**Document extract:**
start
No (is a one word poem)
- Written by The Conversation Contributor
In the words of Jimmy Porter in Look Back in Anger, “the injustice of it is almost perfect”.
Last week, Jason Potts argued here that the cuts made to around 60 cultural organisations under the Australia Council’s four-year grant program were warranted as, “public funding of the arts should always be temporary”. This contention is not new – it can be found in the 1976 Industries Assistance Commission’s Inquiry into the Performing Arts – and it is not persuasive. As his position may be said to reflect a central current in the neo-liberal critique of cultural subsidy, it is worth examining in detail.
Mick Tsikas/AAPPartly, the problem is a matter of language. The remorseless econometricizing of neo-liberalism – “distributional consequences”, “costs of capture”, “effective long term strategic planning” – disguises the way the arts sector actually operates in a modern nation like Australia, and fudges the responsibility artists and the government have for maintaining it.
For in no way do the recent cuts represent a principled response to long-considered policy problems. Arts minister Fifield’s statement that “it was always intended that slightly fewer companies would be funded at a higher level” is an opportunistic reference to a process of review that started in 2006 with Make It New? - a process in which his government has shown precisely zero interest.
I will sketch this history, which is important to know when looking at the cuts and ask the only question that matters: do they make sense? Not “can they be justified by reference to an abstract economic principle?”, but “are they the right ones?”
There is no dispute the Council can cut subsidies to these arts organisations. But should it? What evidence exists that they are beneficial? This is the ultimate aim of cultural policy: to improve future outcomes.
The limits of the economic analysis
David Ip, CC BY-NC-SAFirstly, let’s not split the difference between “grants” and “investment”, as Potts does, and throw the “hand out” shadow over discussion. It is clear enough that arts and culture are an important source of wealth for Australia, and will only become more so. The “hand out” shadow is not helpful.
His main objection, however, is to the notion of artists’ “expectation of perpetual funding”, which paints all pushback against the cuts as the neglect of basic economic principle.
Is there really an expectation of endless support among the small to medium organisations the Council cut from its client base? If there is (which I doubt) it is much less than among the major organisations it did not defund.
There, the expectation continues. And why wouldn’t it? Why should defence, health and education be “permanent wards of the state” (another Pottsian rhetorical flourish) and not culture?
Neo-liberalism is a limited view of existence that reduces complex forms of behaviour to simplistic and contestable assumptions. One of these is that culture is a private good with little public value.
end
**Dataset excerpt:**
start
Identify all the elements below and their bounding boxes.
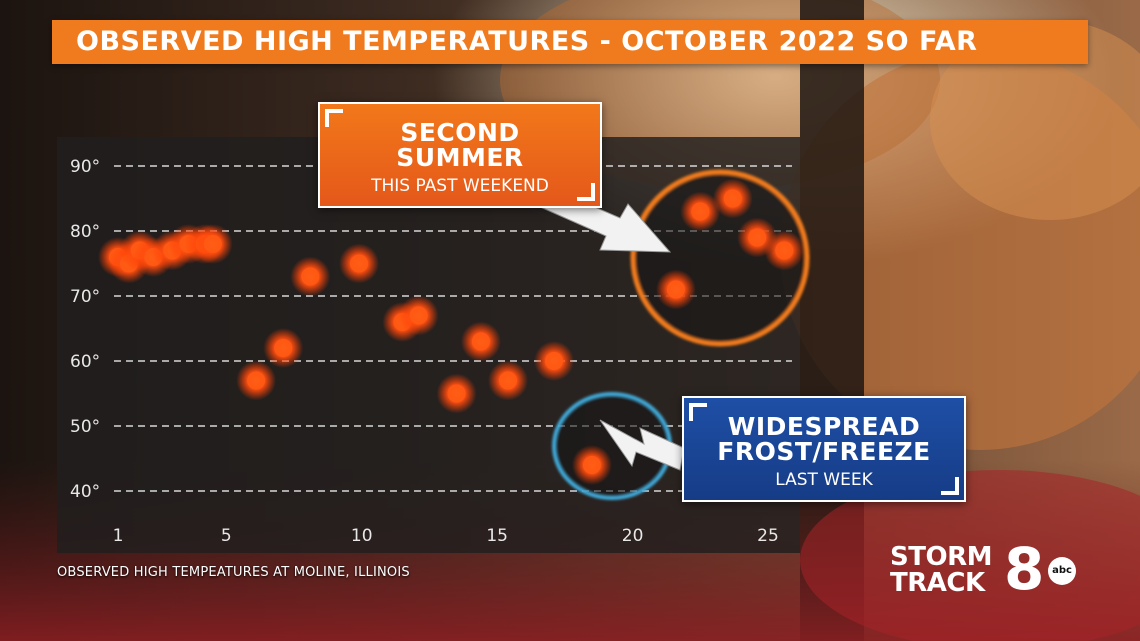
end
**Problem to solve:**
Edit the arts-funding text from "There, the expectation" up to and including "and not culture?", swapping "defence" for "housing". Draw only on the arts-funding text.

**Task output:**
There, the expectation continues. And why wouldn’t it? Why should housing, health and education be “permanent wards of the state” (another Pottsian rhetorical flourish) and not culture?